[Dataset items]
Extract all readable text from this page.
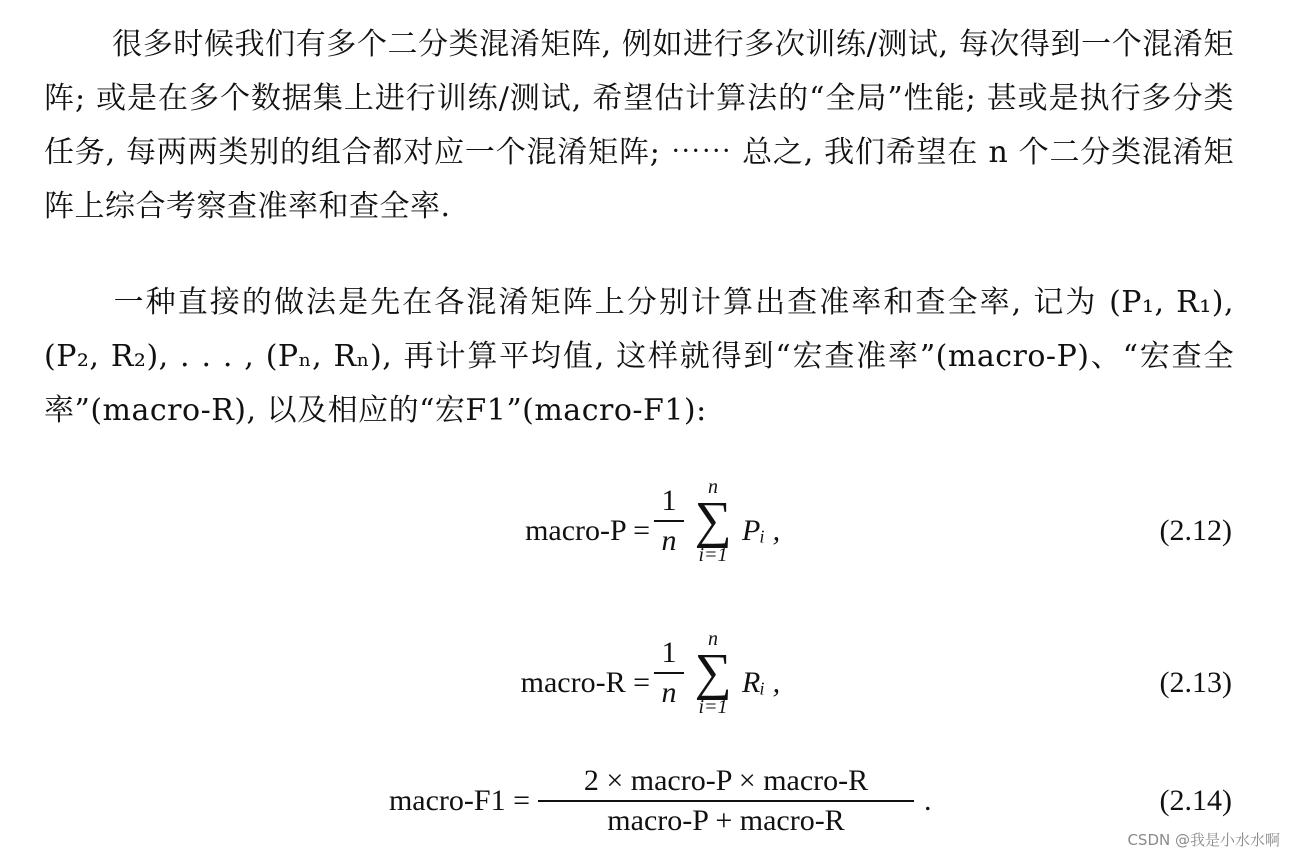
很多时候我们有多个二分类混淆矩阵, 例如进行多次训练/测试, 每次得到一个混淆矩阵; 或是在多个数据集上进行训练/测试, 希望估计算法的“全局”性能; 甚或是执行多分类任务, 每两两类别的组合都对应一个混淆矩阵; ⋯⋯ 总之, 我们希望在 n 个二分类混淆矩阵上综合考察查准率和查全率.

一种直接的做法是先在各混淆矩阵上分别计算出查准率和查全率, 记为 (P₁, R₁), (P₂, R₂), . . . , (Pₙ, Rₙ), 再计算平均值, 这样就得到“宏查准率”(macro-P)、“宏查全率”(macro-R), 以及相应的“宏F1”(macro-F1):

macro-P =
1
n
n
∑
i=1
Pᵢ ,	(2.12)
macro-R =
1
n
n
∑
i=1
Rᵢ ,	(2.13)
macro-F1 =
2 × macro-P × macro-R
macro-P + macro-R
.	(2.14)
CSDN @我是小水水啊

## GOAL OF THE EXERCISE
Repeat verbatim all the material, but not the pictures.

## ANSWER
Extract all readable text from this page.
很多时候我们有多个二分类混淆矩阵, 例如进行多次训练/测试, 每次得到一个混淆矩阵; 或是在多个数据集上进行训练/测试, 希望估计算法的“全局”性能; 甚或是执行多分类任务, 每两两类别的组合都对应一个混淆矩阵; ⋯⋯ 总之, 我们希望在 n 个二分类混淆矩阵上综合考察查准率和查全率.

一种直接的做法是先在各混淆矩阵上分别计算出查准率和查全率, 记为 (P₁, R₁), (P₂, R₂), . . . , (Pₙ, Rₙ), 再计算平均值, 这样就得到“宏查准率”(macro-P)、“宏查全率”(macro-R), 以及相应的“宏F1”(macro-F1):

macro-P =
1
n
n
∑
i=1
Pᵢ ,	(2.12)
macro-R =
1
n
n
∑
i=1
Rᵢ ,	(2.13)
macro-F1 =
2 × macro-P × macro-R
macro-P + macro-R
.	(2.14)
CSDN @我是小水水啊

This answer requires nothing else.